--- START DATASET ---

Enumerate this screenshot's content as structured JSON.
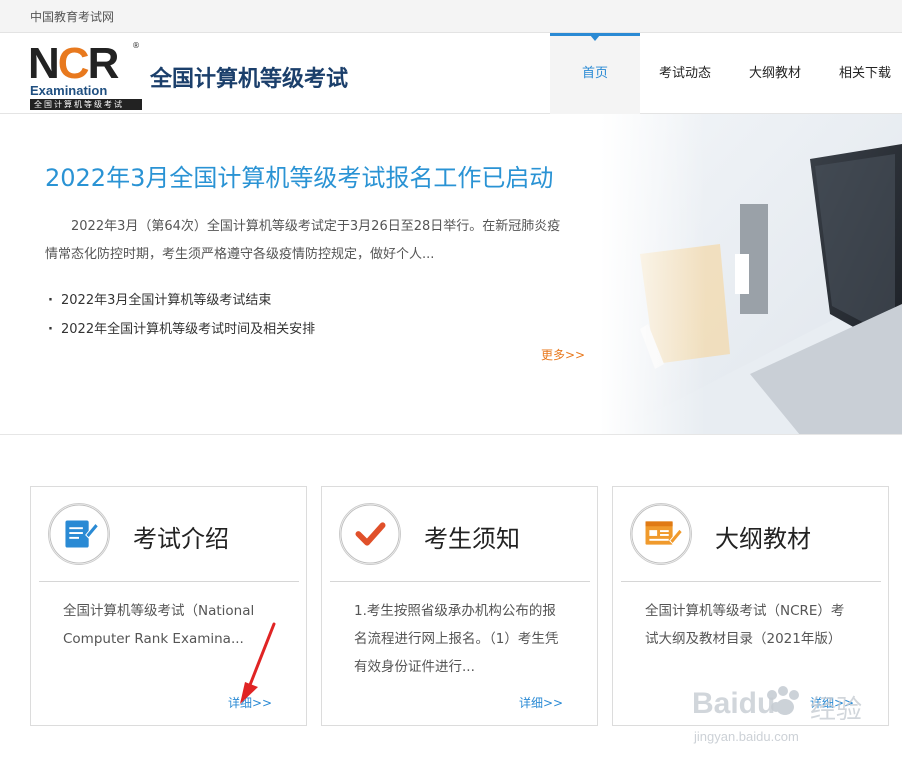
{
  "topbar": {
    "site_name": "中国教育考试网"
  },
  "header": {
    "logo": {
      "letters": [
        "N",
        "C",
        "R"
      ],
      "reg_mark": "®",
      "sub_en": "Examination",
      "sub_cn": "全国计算机等级考试"
    },
    "title": "全国计算机等级考试"
  },
  "nav": {
    "items": [
      {
        "label": "首页",
        "active": true
      },
      {
        "label": "考试动态",
        "active": false
      },
      {
        "label": "大纲教材",
        "active": false
      },
      {
        "label": "相关下载",
        "active": false
      }
    ]
  },
  "banner": {
    "title": "2022年3月全国计算机等级考试报名工作已启动",
    "description": "2022年3月（第64次）全国计算机等级考试定于3月26日至28日举行。在新冠肺炎疫情常态化防控时期，考生须严格遵守各级疫情防控规定，做好个人...",
    "links": [
      "2022年3月全国计算机等级考试结束",
      "2022年全国计算机等级考试时间及相关安排"
    ],
    "more_label": "更多>>"
  },
  "cards": [
    {
      "title": "考试介绍",
      "icon": "document-icon",
      "text": "全国计算机等级考试（National Computer Rank Examina...",
      "more_label": "详细>>"
    },
    {
      "title": "考生须知",
      "icon": "checkmark-icon",
      "text": "1.考生按照省级承办机构公布的报名流程进行网上报名。（1）考生凭有效身份证件进行...",
      "more_label": "详细>>"
    },
    {
      "title": "大纲教材",
      "icon": "syllabus-icon",
      "text": "全国计算机等级考试（NCRE）考试大纲及教材目录（2021年版）",
      "more_label": "详细>>"
    }
  ],
  "watermark": {
    "brand": "Baidu",
    "brand_cn": "经验",
    "url": "jingyan.baidu.com"
  },
  "colors": {
    "accent_blue": "#2a8ad4",
    "accent_orange": "#e8791e",
    "title_navy": "#1b3f6b"
  }
}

--- END DATASET ---

● **EXERCISE OBJECTIVE**
Return all the entries word for word, but omit any pictures they contain.

● **EXERCISE SOLUTION**
Enumerate this screenshot's content as structured JSON.
{
  "topbar": {
    "site_name": "中国教育考试网"
  },
  "header": {
    "logo": {
      "letters": [
        "N",
        "C",
        "R"
      ],
      "reg_mark": "®",
      "sub_en": "Examination",
      "sub_cn": "全国计算机等级考试"
    },
    "title": "全国计算机等级考试"
  },
  "nav": {
    "items": [
      {
        "label": "首页",
        "active": true
      },
      {
        "label": "考试动态",
        "active": false
      },
      {
        "label": "大纲教材",
        "active": false
      },
      {
        "label": "相关下载",
        "active": false
      }
    ]
  },
  "banner": {
    "title": "2022年3月全国计算机等级考试报名工作已启动",
    "description": "2022年3月（第64次）全国计算机等级考试定于3月26日至28日举行。在新冠肺炎疫情常态化防控时期，考生须严格遵守各级疫情防控规定，做好个人...",
    "links": [
      "2022年3月全国计算机等级考试结束",
      "2022年全国计算机等级考试时间及相关安排"
    ],
    "more_label": "更多>>"
  },
  "cards": [
    {
      "title": "考试介绍",
      "icon": "document-icon",
      "text": "全国计算机等级考试（National Computer Rank Examina...",
      "more_label": "详细>>"
    },
    {
      "title": "考生须知",
      "icon": "checkmark-icon",
      "text": "1.考生按照省级承办机构公布的报名流程进行网上报名。（1）考生凭有效身份证件进行...",
      "more_label": "详细>>"
    },
    {
      "title": "大纲教材",
      "icon": "syllabus-icon",
      "text": "全国计算机等级考试（NCRE）考试大纲及教材目录（2021年版）",
      "more_label": "详细>>"
    }
  ],
  "watermark": {
    "brand": "Baidu",
    "brand_cn": "经验",
    "url": "jingyan.baidu.com"
  },
  "colors": {
    "accent_blue": "#2a8ad4",
    "accent_orange": "#e8791e",
    "title_navy": "#1b3f6b"
  }
}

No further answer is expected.